** begin **

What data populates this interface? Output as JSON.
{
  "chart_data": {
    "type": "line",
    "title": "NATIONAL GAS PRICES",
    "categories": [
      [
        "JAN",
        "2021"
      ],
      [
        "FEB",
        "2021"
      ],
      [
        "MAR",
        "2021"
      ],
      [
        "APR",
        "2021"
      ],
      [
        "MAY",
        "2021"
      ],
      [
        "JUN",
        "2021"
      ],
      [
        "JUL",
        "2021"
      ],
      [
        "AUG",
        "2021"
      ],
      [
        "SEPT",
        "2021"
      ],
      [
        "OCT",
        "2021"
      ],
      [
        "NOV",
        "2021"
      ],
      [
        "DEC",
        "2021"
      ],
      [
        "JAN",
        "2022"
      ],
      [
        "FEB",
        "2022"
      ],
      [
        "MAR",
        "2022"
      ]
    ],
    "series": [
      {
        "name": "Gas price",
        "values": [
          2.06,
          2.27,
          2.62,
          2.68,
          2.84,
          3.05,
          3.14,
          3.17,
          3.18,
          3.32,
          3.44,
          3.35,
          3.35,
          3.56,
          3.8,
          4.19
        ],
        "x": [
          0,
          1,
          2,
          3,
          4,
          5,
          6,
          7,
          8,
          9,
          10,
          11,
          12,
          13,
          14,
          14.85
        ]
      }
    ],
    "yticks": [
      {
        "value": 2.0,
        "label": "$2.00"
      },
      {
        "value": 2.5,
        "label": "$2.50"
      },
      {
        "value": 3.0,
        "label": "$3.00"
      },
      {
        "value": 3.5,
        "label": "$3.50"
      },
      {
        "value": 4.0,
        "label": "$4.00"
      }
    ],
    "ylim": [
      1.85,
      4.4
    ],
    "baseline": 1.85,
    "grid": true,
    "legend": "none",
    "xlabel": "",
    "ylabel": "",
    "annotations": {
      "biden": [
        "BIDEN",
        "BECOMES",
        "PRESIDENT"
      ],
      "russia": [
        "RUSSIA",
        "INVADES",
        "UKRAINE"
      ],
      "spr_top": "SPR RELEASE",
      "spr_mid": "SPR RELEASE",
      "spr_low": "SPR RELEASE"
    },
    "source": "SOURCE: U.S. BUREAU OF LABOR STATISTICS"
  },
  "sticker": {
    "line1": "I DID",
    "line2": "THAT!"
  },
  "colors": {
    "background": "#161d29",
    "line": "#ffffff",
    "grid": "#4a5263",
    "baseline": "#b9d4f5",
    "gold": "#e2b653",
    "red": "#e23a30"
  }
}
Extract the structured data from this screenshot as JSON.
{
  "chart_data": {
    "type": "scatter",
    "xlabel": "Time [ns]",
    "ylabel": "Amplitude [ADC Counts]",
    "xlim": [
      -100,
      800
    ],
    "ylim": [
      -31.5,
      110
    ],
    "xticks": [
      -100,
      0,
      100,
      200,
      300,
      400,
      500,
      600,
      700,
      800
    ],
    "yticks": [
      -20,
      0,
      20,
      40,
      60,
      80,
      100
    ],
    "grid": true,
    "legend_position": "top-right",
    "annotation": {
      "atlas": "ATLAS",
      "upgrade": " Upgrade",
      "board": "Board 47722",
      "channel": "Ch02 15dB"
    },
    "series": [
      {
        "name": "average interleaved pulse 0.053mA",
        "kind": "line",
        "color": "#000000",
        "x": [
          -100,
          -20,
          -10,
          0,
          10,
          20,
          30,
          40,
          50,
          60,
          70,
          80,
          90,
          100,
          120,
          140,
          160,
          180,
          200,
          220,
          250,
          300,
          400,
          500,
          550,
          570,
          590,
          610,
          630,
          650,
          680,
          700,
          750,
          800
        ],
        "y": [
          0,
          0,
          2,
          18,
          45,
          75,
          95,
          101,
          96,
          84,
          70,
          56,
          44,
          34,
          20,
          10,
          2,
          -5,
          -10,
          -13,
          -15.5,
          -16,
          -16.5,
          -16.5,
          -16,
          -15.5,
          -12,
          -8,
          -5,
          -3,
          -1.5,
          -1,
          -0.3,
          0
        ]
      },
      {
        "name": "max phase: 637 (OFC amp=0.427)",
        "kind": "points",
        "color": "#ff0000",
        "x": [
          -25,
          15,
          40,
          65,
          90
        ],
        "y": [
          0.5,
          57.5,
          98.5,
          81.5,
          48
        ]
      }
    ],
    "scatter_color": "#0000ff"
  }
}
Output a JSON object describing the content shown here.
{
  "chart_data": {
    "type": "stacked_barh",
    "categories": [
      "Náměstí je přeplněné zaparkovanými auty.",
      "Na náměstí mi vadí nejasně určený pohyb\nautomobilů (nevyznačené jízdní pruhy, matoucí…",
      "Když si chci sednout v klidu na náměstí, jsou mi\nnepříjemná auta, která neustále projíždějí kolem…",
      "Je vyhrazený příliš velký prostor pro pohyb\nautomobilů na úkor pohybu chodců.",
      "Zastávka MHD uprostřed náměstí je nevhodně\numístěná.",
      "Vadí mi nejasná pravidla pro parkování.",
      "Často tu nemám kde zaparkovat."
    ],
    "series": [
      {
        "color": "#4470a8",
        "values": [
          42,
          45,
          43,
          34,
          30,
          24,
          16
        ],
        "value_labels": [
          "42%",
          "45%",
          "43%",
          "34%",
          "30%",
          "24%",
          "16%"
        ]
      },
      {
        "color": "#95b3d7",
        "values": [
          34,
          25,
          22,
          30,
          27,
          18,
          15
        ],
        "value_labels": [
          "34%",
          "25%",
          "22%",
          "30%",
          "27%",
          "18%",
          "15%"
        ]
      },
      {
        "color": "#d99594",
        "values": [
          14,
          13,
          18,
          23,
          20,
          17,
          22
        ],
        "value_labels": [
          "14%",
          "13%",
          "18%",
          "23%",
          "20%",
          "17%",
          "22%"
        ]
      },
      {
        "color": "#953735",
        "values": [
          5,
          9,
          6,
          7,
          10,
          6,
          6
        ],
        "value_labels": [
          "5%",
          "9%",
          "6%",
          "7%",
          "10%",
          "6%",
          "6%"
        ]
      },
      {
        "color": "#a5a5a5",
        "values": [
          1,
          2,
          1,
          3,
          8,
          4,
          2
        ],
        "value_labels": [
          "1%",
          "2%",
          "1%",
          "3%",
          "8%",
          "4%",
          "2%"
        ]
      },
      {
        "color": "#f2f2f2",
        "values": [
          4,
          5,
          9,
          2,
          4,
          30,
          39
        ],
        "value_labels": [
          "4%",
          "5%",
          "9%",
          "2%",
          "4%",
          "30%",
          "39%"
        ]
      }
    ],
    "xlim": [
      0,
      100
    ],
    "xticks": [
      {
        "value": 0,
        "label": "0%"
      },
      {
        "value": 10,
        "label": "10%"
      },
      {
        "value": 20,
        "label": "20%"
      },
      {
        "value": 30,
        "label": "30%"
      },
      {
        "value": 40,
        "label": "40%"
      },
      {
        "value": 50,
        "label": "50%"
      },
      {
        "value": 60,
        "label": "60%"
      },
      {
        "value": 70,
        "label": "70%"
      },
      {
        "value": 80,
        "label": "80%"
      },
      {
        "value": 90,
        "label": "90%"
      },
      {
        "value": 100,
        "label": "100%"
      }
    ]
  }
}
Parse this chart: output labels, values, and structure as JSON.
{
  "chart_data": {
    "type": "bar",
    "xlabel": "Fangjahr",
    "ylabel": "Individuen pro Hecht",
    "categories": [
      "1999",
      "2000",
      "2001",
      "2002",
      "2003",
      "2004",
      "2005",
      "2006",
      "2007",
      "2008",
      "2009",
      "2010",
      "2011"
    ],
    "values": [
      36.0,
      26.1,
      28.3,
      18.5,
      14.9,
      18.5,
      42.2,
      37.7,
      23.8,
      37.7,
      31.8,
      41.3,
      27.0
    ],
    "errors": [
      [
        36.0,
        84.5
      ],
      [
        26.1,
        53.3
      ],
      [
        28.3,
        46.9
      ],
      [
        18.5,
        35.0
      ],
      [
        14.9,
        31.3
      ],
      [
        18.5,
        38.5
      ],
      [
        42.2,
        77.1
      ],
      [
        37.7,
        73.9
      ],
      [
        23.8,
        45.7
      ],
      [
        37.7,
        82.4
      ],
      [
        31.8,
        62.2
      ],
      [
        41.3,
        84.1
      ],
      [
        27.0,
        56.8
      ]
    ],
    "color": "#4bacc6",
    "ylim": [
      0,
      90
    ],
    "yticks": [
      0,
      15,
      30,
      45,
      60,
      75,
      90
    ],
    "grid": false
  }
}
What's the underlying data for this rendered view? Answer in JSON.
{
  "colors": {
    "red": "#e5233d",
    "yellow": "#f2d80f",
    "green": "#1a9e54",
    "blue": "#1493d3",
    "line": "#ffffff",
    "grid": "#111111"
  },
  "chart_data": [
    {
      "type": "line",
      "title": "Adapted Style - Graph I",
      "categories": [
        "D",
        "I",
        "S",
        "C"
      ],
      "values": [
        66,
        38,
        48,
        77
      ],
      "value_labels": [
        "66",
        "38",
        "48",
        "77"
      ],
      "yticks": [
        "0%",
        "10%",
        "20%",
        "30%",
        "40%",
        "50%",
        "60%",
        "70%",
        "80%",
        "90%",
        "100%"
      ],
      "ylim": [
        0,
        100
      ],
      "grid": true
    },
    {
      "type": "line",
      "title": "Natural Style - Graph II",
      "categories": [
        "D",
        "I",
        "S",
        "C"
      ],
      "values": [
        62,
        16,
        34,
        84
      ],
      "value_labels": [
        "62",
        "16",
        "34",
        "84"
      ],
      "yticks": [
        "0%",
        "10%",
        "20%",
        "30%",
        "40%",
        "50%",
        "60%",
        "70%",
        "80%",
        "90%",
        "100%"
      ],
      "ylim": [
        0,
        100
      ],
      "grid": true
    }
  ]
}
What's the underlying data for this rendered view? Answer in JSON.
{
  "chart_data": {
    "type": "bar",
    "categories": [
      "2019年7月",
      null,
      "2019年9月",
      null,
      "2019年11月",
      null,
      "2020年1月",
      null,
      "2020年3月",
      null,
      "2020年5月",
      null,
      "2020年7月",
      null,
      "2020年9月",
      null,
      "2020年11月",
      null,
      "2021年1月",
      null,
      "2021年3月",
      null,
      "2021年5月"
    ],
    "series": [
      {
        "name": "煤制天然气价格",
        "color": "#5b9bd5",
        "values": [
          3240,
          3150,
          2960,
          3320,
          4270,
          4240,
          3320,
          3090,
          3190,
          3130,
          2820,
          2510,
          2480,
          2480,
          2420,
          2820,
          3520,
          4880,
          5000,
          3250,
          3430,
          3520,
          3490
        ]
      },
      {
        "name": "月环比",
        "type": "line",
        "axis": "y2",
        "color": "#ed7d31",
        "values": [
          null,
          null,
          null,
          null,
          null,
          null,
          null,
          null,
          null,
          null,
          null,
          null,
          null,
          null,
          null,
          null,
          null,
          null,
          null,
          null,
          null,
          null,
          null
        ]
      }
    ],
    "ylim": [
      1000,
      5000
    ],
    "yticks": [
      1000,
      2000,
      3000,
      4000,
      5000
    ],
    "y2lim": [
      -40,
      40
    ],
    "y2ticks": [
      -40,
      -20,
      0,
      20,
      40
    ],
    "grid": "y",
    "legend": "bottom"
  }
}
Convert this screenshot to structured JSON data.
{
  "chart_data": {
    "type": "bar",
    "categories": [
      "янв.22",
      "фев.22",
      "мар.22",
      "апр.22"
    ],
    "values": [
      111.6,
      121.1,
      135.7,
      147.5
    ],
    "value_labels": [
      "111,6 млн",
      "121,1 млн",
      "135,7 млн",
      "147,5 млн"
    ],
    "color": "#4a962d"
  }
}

** end **

* _Problem statement_:
In the entries above, count each line with "title"; reply with the total only.

* _Answer to the problem_:
3